=== DESCRIPTION OF THE TASK ===
The records underneath are to be repeated exactly, with the pictures left out.

=== EXTRACTED MATERIAL ===
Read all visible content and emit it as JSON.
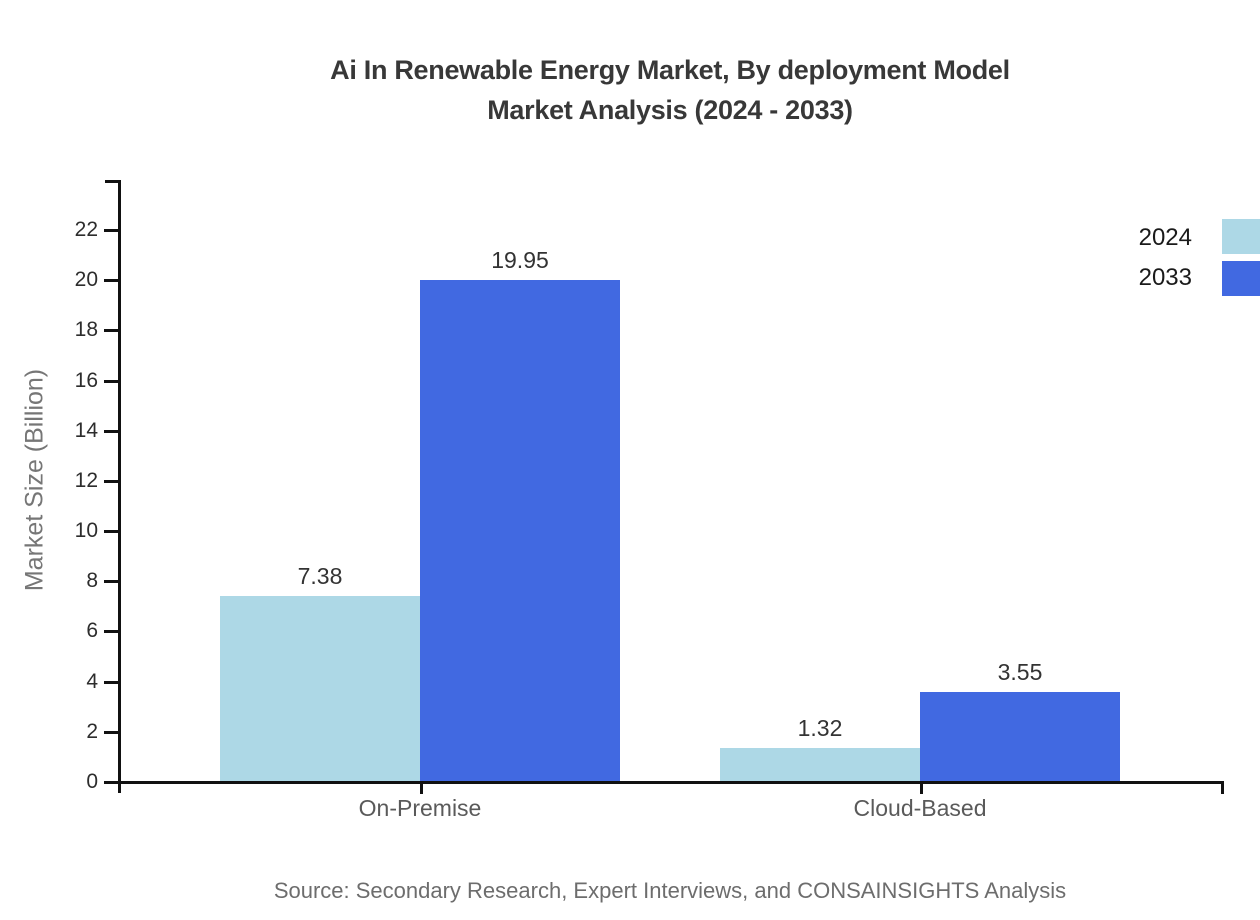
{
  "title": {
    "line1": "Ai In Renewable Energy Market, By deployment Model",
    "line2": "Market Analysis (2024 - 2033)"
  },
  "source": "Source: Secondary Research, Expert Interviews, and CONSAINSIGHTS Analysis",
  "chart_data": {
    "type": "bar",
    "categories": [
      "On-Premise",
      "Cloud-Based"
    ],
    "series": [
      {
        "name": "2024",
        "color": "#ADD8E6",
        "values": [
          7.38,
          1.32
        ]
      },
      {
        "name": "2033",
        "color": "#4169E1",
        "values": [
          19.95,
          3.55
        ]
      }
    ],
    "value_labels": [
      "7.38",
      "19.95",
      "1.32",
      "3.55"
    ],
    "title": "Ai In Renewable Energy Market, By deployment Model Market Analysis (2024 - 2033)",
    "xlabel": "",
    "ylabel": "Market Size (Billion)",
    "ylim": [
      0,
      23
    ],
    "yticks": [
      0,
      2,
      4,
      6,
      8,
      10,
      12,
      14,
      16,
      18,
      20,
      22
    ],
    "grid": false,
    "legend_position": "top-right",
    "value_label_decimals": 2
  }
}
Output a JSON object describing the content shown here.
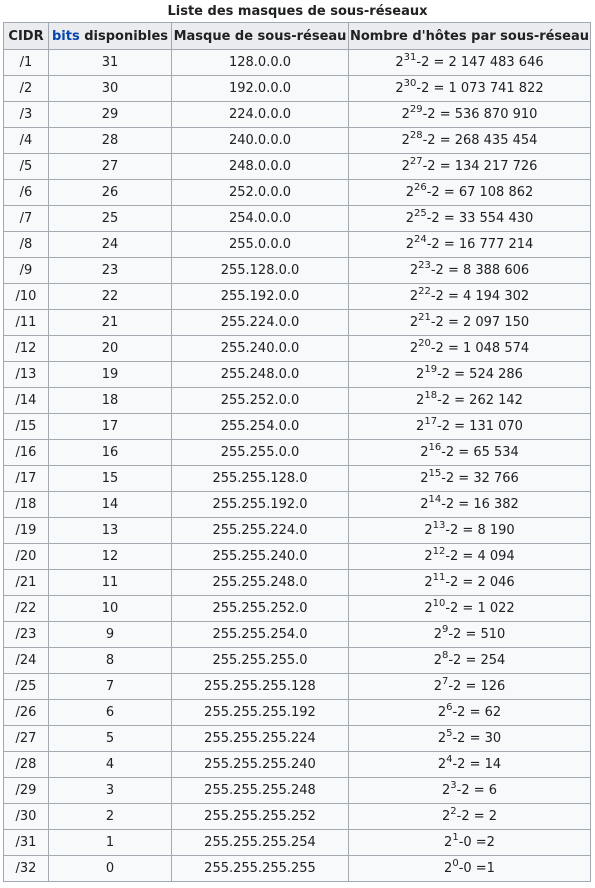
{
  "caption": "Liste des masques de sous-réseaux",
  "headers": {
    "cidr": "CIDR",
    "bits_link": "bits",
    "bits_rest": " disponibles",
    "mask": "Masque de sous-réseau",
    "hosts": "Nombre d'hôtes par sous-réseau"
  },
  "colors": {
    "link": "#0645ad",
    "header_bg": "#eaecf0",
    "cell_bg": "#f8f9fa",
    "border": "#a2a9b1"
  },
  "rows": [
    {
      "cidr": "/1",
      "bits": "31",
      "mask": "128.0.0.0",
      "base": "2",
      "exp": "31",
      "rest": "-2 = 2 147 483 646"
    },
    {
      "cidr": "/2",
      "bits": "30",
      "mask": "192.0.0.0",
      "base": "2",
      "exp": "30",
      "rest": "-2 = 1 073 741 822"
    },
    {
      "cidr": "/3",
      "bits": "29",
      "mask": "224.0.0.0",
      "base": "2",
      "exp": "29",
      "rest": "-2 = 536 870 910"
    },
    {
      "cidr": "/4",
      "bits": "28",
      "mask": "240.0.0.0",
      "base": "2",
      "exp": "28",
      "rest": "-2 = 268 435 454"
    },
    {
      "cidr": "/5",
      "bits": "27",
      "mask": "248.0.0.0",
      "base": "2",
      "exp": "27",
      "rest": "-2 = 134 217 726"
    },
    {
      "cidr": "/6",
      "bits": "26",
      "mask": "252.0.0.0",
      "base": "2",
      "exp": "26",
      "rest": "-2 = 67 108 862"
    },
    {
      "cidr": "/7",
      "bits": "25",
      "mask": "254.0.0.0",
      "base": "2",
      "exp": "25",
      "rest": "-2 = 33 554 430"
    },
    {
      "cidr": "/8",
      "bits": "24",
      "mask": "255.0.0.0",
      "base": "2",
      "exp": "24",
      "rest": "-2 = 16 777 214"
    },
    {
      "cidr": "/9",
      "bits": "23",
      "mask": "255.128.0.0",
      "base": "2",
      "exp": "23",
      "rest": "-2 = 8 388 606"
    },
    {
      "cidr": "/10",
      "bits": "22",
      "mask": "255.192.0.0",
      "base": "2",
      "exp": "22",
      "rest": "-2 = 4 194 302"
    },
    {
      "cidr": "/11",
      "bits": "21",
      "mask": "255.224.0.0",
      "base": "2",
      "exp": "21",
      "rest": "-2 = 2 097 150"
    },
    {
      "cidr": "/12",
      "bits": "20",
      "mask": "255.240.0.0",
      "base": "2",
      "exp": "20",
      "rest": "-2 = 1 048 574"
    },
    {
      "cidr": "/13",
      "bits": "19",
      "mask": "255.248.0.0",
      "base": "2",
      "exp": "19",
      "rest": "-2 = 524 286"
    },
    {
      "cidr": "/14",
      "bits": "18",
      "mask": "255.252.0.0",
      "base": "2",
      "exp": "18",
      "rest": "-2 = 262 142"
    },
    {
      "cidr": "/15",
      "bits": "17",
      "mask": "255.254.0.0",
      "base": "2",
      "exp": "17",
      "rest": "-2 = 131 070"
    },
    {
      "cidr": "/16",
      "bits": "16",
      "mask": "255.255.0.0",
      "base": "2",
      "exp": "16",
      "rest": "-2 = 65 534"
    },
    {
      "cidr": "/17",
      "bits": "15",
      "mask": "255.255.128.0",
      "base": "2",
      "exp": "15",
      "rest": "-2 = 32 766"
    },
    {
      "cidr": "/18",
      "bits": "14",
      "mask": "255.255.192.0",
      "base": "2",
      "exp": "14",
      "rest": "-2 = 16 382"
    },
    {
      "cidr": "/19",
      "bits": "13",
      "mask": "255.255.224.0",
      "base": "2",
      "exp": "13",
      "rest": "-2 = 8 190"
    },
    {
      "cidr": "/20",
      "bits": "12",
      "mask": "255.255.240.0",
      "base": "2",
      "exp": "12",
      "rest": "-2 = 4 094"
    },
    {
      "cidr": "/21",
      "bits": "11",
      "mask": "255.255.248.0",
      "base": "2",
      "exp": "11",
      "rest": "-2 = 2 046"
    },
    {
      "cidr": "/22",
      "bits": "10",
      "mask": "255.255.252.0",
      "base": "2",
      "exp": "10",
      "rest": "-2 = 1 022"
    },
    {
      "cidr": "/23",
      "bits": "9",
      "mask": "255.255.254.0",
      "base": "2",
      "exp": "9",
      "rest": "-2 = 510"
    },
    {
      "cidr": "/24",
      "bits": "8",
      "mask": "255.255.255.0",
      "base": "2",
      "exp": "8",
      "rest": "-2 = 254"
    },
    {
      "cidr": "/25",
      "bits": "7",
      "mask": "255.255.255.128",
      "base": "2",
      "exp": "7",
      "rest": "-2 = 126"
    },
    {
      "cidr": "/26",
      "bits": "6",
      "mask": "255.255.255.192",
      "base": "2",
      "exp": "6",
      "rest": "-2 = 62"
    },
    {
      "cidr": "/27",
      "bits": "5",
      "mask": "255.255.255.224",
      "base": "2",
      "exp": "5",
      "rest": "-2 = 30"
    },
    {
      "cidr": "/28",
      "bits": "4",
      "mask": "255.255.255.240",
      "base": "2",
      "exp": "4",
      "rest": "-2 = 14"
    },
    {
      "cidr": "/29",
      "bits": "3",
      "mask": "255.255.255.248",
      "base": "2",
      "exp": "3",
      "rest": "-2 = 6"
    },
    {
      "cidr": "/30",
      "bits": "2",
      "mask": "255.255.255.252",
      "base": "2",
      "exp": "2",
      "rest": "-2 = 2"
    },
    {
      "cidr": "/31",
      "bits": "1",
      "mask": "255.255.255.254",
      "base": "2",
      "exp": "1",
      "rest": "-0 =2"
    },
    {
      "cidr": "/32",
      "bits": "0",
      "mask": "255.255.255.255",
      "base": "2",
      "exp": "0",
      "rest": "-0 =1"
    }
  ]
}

=== OUTPUT OF THE TASK ===
Read all visible content and emit it as JSON.
{
  "title": {
    "line1": "Ai In Renewable Energy Market, By deployment Model",
    "line2": "Market Analysis (2024 - 2033)"
  },
  "source": "Source: Secondary Research, Expert Interviews, and CONSAINSIGHTS Analysis",
  "chart_data": {
    "type": "bar",
    "categories": [
      "On-Premise",
      "Cloud-Based"
    ],
    "series": [
      {
        "name": "2024",
        "color": "#ADD8E6",
        "values": [
          7.38,
          1.32
        ]
      },
      {
        "name": "2033",
        "color": "#4169E1",
        "values": [
          19.95,
          3.55
        ]
      }
    ],
    "value_labels": [
      "7.38",
      "19.95",
      "1.32",
      "3.55"
    ],
    "title": "Ai In Renewable Energy Market, By deployment Model Market Analysis (2024 - 2033)",
    "xlabel": "",
    "ylabel": "Market Size (Billion)",
    "ylim": [
      0,
      23
    ],
    "yticks": [
      0,
      2,
      4,
      6,
      8,
      10,
      12,
      14,
      16,
      18,
      20,
      22
    ],
    "grid": false,
    "legend_position": "top-right",
    "value_label_decimals": 2
  }
}
Output a JSON object describing the content shown here.
{
  "caption": "Liste des masques de sous-réseaux",
  "headers": {
    "cidr": "CIDR",
    "bits_link": "bits",
    "bits_rest": " disponibles",
    "mask": "Masque de sous-réseau",
    "hosts": "Nombre d'hôtes par sous-réseau"
  },
  "colors": {
    "link": "#0645ad",
    "header_bg": "#eaecf0",
    "cell_bg": "#f8f9fa",
    "border": "#a2a9b1"
  },
  "rows": [
    {
      "cidr": "/1",
      "bits": "31",
      "mask": "128.0.0.0",
      "base": "2",
      "exp": "31",
      "rest": "-2 = 2 147 483 646"
    },
    {
      "cidr": "/2",
      "bits": "30",
      "mask": "192.0.0.0",
      "base": "2",
      "exp": "30",
      "rest": "-2 = 1 073 741 822"
    },
    {
      "cidr": "/3",
      "bits": "29",
      "mask": "224.0.0.0",
      "base": "2",
      "exp": "29",
      "rest": "-2 = 536 870 910"
    },
    {
      "cidr": "/4",
      "bits": "28",
      "mask": "240.0.0.0",
      "base": "2",
      "exp": "28",
      "rest": "-2 = 268 435 454"
    },
    {
      "cidr": "/5",
      "bits": "27",
      "mask": "248.0.0.0",
      "base": "2",
      "exp": "27",
      "rest": "-2 = 134 217 726"
    },
    {
      "cidr": "/6",
      "bits": "26",
      "mask": "252.0.0.0",
      "base": "2",
      "exp": "26",
      "rest": "-2 = 67 108 862"
    },
    {
      "cidr": "/7",
      "bits": "25",
      "mask": "254.0.0.0",
      "base": "2",
      "exp": "25",
      "rest": "-2 = 33 554 430"
    },
    {
      "cidr": "/8",
      "bits": "24",
      "mask": "255.0.0.0",
      "base": "2",
      "exp": "24",
      "rest": "-2 = 16 777 214"
    },
    {
      "cidr": "/9",
      "bits": "23",
      "mask": "255.128.0.0",
      "base": "2",
      "exp": "23",
      "rest": "-2 = 8 388 606"
    },
    {
      "cidr": "/10",
      "bits": "22",
      "mask": "255.192.0.0",
      "base": "2",
      "exp": "22",
      "rest": "-2 = 4 194 302"
    },
    {
      "cidr": "/11",
      "bits": "21",
      "mask": "255.224.0.0",
      "base": "2",
      "exp": "21",
      "rest": "-2 = 2 097 150"
    },
    {
      "cidr": "/12",
      "bits": "20",
      "mask": "255.240.0.0",
      "base": "2",
      "exp": "20",
      "rest": "-2 = 1 048 574"
    },
    {
      "cidr": "/13",
      "bits": "19",
      "mask": "255.248.0.0",
      "base": "2",
      "exp": "19",
      "rest": "-2 = 524 286"
    },
    {
      "cidr": "/14",
      "bits": "18",
      "mask": "255.252.0.0",
      "base": "2",
      "exp": "18",
      "rest": "-2 = 262 142"
    },
    {
      "cidr": "/15",
      "bits": "17",
      "mask": "255.254.0.0",
      "base": "2",
      "exp": "17",
      "rest": "-2 = 131 070"
    },
    {
      "cidr": "/16",
      "bits": "16",
      "mask": "255.255.0.0",
      "base": "2",
      "exp": "16",
      "rest": "-2 = 65 534"
    },
    {
      "cidr": "/17",
      "bits": "15",
      "mask": "255.255.128.0",
      "base": "2",
      "exp": "15",
      "rest": "-2 = 32 766"
    },
    {
      "cidr": "/18",
      "bits": "14",
      "mask": "255.255.192.0",
      "base": "2",
      "exp": "14",
      "rest": "-2 = 16 382"
    },
    {
      "cidr": "/19",
      "bits": "13",
      "mask": "255.255.224.0",
      "base": "2",
      "exp": "13",
      "rest": "-2 = 8 190"
    },
    {
      "cidr": "/20",
      "bits": "12",
      "mask": "255.255.240.0",
      "base": "2",
      "exp": "12",
      "rest": "-2 = 4 094"
    },
    {
      "cidr": "/21",
      "bits": "11",
      "mask": "255.255.248.0",
      "base": "2",
      "exp": "11",
      "rest": "-2 = 2 046"
    },
    {
      "cidr": "/22",
      "bits": "10",
      "mask": "255.255.252.0",
      "base": "2",
      "exp": "10",
      "rest": "-2 = 1 022"
    },
    {
      "cidr": "/23",
      "bits": "9",
      "mask": "255.255.254.0",
      "base": "2",
      "exp": "9",
      "rest": "-2 = 510"
    },
    {
      "cidr": "/24",
      "bits": "8",
      "mask": "255.255.255.0",
      "base": "2",
      "exp": "8",
      "rest": "-2 = 254"
    },
    {
      "cidr": "/25",
      "bits": "7",
      "mask": "255.255.255.128",
      "base": "2",
      "exp": "7",
      "rest": "-2 = 126"
    },
    {
      "cidr": "/26",
      "bits": "6",
      "mask": "255.255.255.192",
      "base": "2",
      "exp": "6",
      "rest": "-2 = 62"
    },
    {
      "cidr": "/27",
      "bits": "5",
      "mask": "255.255.255.224",
      "base": "2",
      "exp": "5",
      "rest": "-2 = 30"
    },
    {
      "cidr": "/28",
      "bits": "4",
      "mask": "255.255.255.240",
      "base": "2",
      "exp": "4",
      "rest": "-2 = 14"
    },
    {
      "cidr": "/29",
      "bits": "3",
      "mask": "255.255.255.248",
      "base": "2",
      "exp": "3",
      "rest": "-2 = 6"
    },
    {
      "cidr": "/30",
      "bits": "2",
      "mask": "255.255.255.252",
      "base": "2",
      "exp": "2",
      "rest": "-2 = 2"
    },
    {
      "cidr": "/31",
      "bits": "1",
      "mask": "255.255.255.254",
      "base": "2",
      "exp": "1",
      "rest": "-0 =2"
    },
    {
      "cidr": "/32",
      "bits": "0",
      "mask": "255.255.255.255",
      "base": "2",
      "exp": "0",
      "rest": "-0 =1"
    }
  ]
}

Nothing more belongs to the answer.